**Written instruction**: What follows are records. Restate all of them word for word.

──────

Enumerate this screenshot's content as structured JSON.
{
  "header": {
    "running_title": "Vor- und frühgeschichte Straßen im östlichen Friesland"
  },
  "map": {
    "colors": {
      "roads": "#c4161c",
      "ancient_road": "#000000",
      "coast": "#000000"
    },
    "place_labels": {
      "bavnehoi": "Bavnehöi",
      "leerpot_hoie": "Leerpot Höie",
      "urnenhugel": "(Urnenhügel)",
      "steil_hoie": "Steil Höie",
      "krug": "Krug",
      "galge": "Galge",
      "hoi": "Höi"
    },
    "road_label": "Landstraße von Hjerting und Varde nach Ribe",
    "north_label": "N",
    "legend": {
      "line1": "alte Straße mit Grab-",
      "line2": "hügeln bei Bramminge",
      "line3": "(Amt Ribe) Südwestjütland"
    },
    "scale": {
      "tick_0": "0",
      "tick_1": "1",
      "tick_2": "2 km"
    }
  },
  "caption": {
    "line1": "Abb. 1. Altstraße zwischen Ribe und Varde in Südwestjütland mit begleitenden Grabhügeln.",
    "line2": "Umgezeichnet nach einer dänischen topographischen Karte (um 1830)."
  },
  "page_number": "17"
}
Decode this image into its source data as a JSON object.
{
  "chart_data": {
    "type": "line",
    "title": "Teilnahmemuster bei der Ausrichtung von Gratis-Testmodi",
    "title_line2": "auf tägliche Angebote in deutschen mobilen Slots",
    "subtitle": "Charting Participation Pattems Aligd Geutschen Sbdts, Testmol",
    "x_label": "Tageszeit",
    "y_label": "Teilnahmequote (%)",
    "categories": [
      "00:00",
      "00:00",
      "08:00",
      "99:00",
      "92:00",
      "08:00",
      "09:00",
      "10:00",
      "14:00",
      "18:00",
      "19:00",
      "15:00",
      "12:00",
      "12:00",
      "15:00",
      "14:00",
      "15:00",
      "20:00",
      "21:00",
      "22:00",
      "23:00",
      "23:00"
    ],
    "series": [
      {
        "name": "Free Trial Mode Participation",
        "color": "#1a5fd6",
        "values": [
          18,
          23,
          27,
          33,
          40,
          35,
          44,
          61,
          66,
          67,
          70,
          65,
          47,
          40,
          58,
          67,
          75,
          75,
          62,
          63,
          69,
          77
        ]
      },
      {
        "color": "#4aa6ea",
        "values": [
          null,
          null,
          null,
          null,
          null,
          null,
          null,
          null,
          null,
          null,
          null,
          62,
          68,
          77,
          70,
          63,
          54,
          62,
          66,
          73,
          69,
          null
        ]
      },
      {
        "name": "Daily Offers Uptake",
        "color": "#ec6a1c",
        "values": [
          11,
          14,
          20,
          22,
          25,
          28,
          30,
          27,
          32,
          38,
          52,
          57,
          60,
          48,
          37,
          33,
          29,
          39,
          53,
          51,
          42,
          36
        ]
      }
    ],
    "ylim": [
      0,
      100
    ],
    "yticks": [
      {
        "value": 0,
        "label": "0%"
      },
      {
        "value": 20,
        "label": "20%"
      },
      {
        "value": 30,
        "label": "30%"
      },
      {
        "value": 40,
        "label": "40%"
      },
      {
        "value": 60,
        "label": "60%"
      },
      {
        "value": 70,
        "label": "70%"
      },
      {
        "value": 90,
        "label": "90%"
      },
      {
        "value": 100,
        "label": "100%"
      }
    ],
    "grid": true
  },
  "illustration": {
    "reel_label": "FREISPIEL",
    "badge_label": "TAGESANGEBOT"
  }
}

──────

**The output**:
Enumerate this screenshot's content as structured JSON.
{
  "header": {
    "running_title": "Vor- und frühgeschichte Straßen im östlichen Friesland"
  },
  "map": {
    "colors": {
      "roads": "#c4161c",
      "ancient_road": "#000000",
      "coast": "#000000"
    },
    "place_labels": {
      "bavnehoi": "Bavnehöi",
      "leerpot_hoie": "Leerpot Höie",
      "urnenhugel": "(Urnenhügel)",
      "steil_hoie": "Steil Höie",
      "krug": "Krug",
      "galge": "Galge",
      "hoi": "Höi"
    },
    "road_label": "Landstraße von Hjerting und Varde nach Ribe",
    "north_label": "N",
    "legend": {
      "line1": "alte Straße mit Grab-",
      "line2": "hügeln bei Bramminge",
      "line3": "(Amt Ribe) Südwestjütland"
    },
    "scale": {
      "tick_0": "0",
      "tick_1": "1",
      "tick_2": "2 km"
    }
  },
  "caption": {
    "line1": "Abb. 1. Altstraße zwischen Ribe und Varde in Südwestjütland mit begleitenden Grabhügeln.",
    "line2": "Umgezeichnet nach einer dänischen topographischen Karte (um 1830)."
  },
  "page_number": "17"
}
Decode this image into its source data as a JSON object.
{
  "chart_data": {
    "type": "line",
    "title": "Teilnahmemuster bei der Ausrichtung von Gratis-Testmodi",
    "title_line2": "auf tägliche Angebote in deutschen mobilen Slots",
    "subtitle": "Charting Participation Pattems Aligd Geutschen Sbdts, Testmol",
    "x_label": "Tageszeit",
    "y_label": "Teilnahmequote (%)",
    "categories": [
      "00:00",
      "00:00",
      "08:00",
      "99:00",
      "92:00",
      "08:00",
      "09:00",
      "10:00",
      "14:00",
      "18:00",
      "19:00",
      "15:00",
      "12:00",
      "12:00",
      "15:00",
      "14:00",
      "15:00",
      "20:00",
      "21:00",
      "22:00",
      "23:00",
      "23:00"
    ],
    "series": [
      {
        "name": "Free Trial Mode Participation",
        "color": "#1a5fd6",
        "values": [
          18,
          23,
          27,
          33,
          40,
          35,
          44,
          61,
          66,
          67,
          70,
          65,
          47,
          40,
          58,
          67,
          75,
          75,
          62,
          63,
          69,
          77
        ]
      },
      {
        "color": "#4aa6ea",
        "values": [
          null,
          null,
          null,
          null,
          null,
          null,
          null,
          null,
          null,
          null,
          null,
          62,
          68,
          77,
          70,
          63,
          54,
          62,
          66,
          73,
          69,
          null
        ]
      },
      {
        "name": "Daily Offers Uptake",
        "color": "#ec6a1c",
        "values": [
          11,
          14,
          20,
          22,
          25,
          28,
          30,
          27,
          32,
          38,
          52,
          57,
          60,
          48,
          37,
          33,
          29,
          39,
          53,
          51,
          42,
          36
        ]
      }
    ],
    "ylim": [
      0,
      100
    ],
    "yticks": [
      {
        "value": 0,
        "label": "0%"
      },
      {
        "value": 20,
        "label": "20%"
      },
      {
        "value": 30,
        "label": "30%"
      },
      {
        "value": 40,
        "label": "40%"
      },
      {
        "value": 60,
        "label": "60%"
      },
      {
        "value": 70,
        "label": "70%"
      },
      {
        "value": 90,
        "label": "90%"
      },
      {
        "value": 100,
        "label": "100%"
      }
    ],
    "grid": true
  },
  "illustration": {
    "reel_label": "FREISPIEL",
    "badge_label": "TAGESANGEBOT"
  }
}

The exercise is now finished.